*INSTRUCTIONS FOR THE TASK*: Pictures are to be left out; otherwise, copy exactly the lines from the line containing "Transcribe the text in this document." through the end of the data.

*Dataset items*:
------------
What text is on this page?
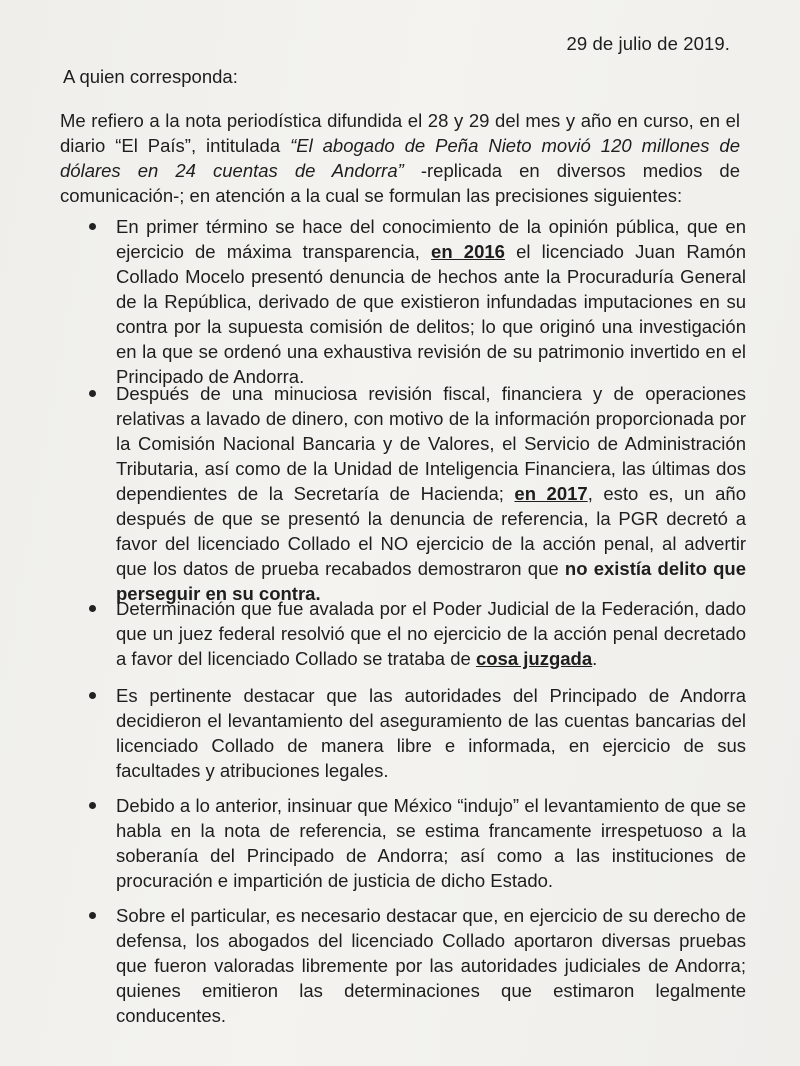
29 de julio de 2019.
A quien corresponda:
Me refiero a la nota periodística difundida el 28 y 29 del mes y año en curso, en el diario “El País”, intitulada “El abogado de Peña Nieto movió 120 millones de dólares en 24 cuentas de Andorra” -replicada en diversos medios de comunicación-; en atención a la cual se formulan las precisiones siguientes:
En primer término se hace del conocimiento de la opinión pública, que en ejercicio de máxima transparencia, en 2016 el licenciado Juan Ramón Collado Mocelo presentó denuncia de hechos ante la Procuraduría General de la República, derivado de que existieron infundadas imputaciones en su contra por la supuesta comisión de delitos; lo que originó una investigación en la que se ordenó una exhaustiva revisión de su patrimonio invertido en el Principado de Andorra.
Después de una minuciosa revisión fiscal, financiera y de operaciones relativas a lavado de dinero, con motivo de la información proporcionada por la Comisión Nacional Bancaria y de Valores, el Servicio de Administración Tributaria, así como de la Unidad de Inteligencia Financiera, las últimas dos dependientes de la Secretaría de Hacienda; en 2017, esto es, un año después de que se presentó la denuncia de referencia, la PGR decretó a favor del licenciado Collado el NO ejercicio de la acción penal, al advertir que los datos de prueba recabados demostraron que no existía delito que perseguir en su contra.
Determinación que fue avalada por el Poder Judicial de la Federación, dado que un juez federal resolvió que el no ejercicio de la acción penal decretado a favor del licenciado Collado se trataba de cosa juzgada.
Es pertinente destacar que las autoridades del Principado de Andorra decidieron el levantamiento del aseguramiento de las cuentas bancarias del licenciado Collado de manera libre e informada, en ejercicio de sus facultades y atribuciones legales.
Debido a lo anterior, insinuar que México “indujo” el levantamiento de que se habla en la nota de referencia, se estima francamente irrespetuoso a la soberanía del Principado de Andorra; así como a las instituciones de procuración e impartición de justicia de dicho Estado.
Sobre el particular, es necesario destacar que, en ejercicio de su derecho de defensa, los abogados del licenciado Collado aportaron diversas pruebas que fueron valoradas libremente por las autoridades judiciales de Andorra; quienes emitieron las determinaciones que estimaron legalmente conducentes.
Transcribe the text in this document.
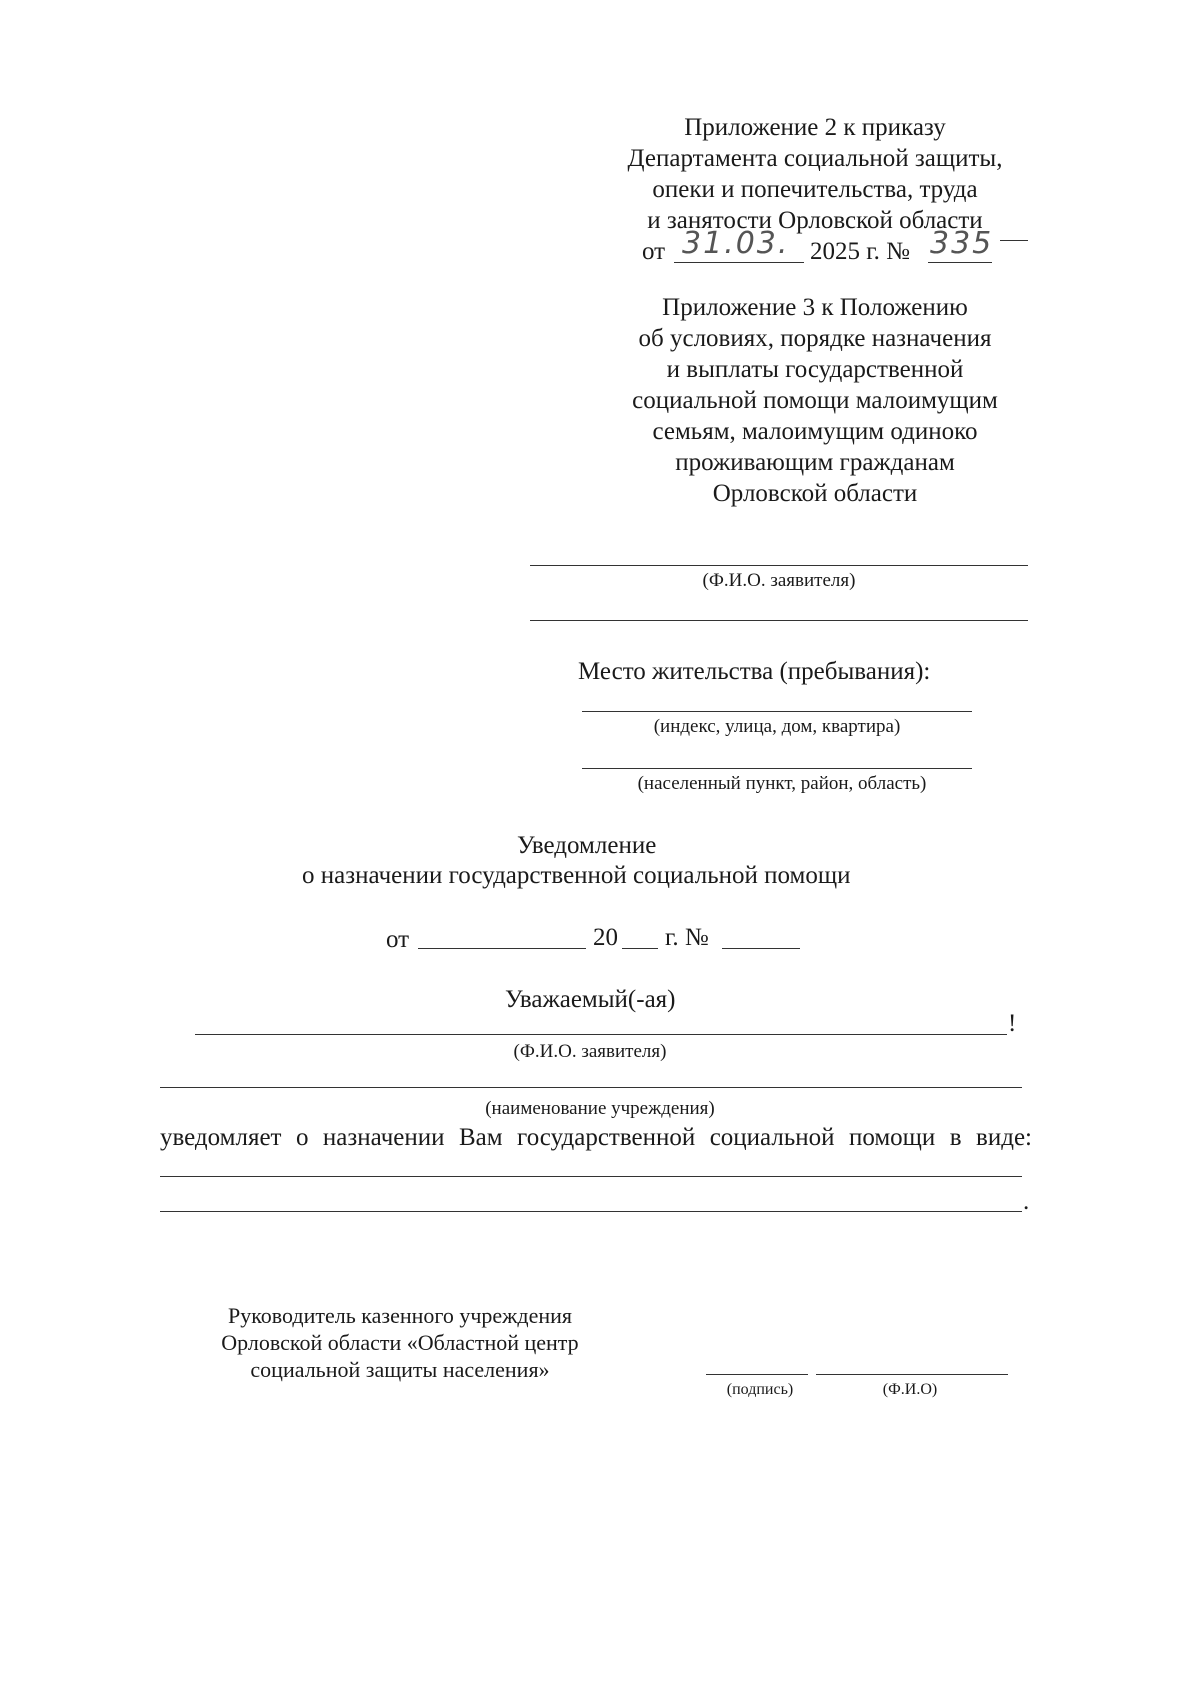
Приложение 2 к приказу
Департамента социальной защиты,
опеки и попечительства, труда
и занятости Орловской области
от 31.03. 2025 г. № 335
Приложение 3 к Положению
об условиях, порядке назначения
и выплаты государственной
социальной помощи малоимущим
семьям, малоимущим одиноко
проживающим гражданам
Орловской области
(Ф.И.О. заявителя)
Место жительства (пребывания):
(индекс, улица, дом, квартира)
(населенный пункт, район, область)
Уведомление
о назначении государственной социальной помощи
от	20 г. №
Уважаемый(-ая)
!
(Ф.И.О. заявителя)
(наименование учреждения)
уведомляет о назначении Вам государственной социальной помощи в виде:
.
Руководитель казенного учреждения
Орловской области «Областной центр
социальной защиты населения»
(подпись)	(Ф.И.О)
------------
*EXPECTED OUTPUT*:
Transcribe the text in this document.
Приложение 2 к приказу
Департамента социальной защиты,
опеки и попечительства, труда
и занятости Орловской области
от 31.03. 2025 г. № 335
Приложение 3 к Положению
об условиях, порядке назначения
и выплаты государственной
социальной помощи малоимущим
семьям, малоимущим одиноко
проживающим гражданам
Орловской области
(Ф.И.О. заявителя)
Место жительства (пребывания):
(индекс, улица, дом, квартира)
(населенный пункт, район, область)
Уведомление
о назначении государственной социальной помощи
от	20 г. №
Уважаемый(-ая)
!
(Ф.И.О. заявителя)
(наименование учреждения)
уведомляет о назначении Вам государственной социальной помощи в виде:
.
Руководитель казенного учреждения
Орловской области «Областной центр
социальной защиты населения»
(подпись)	(Ф.И.О)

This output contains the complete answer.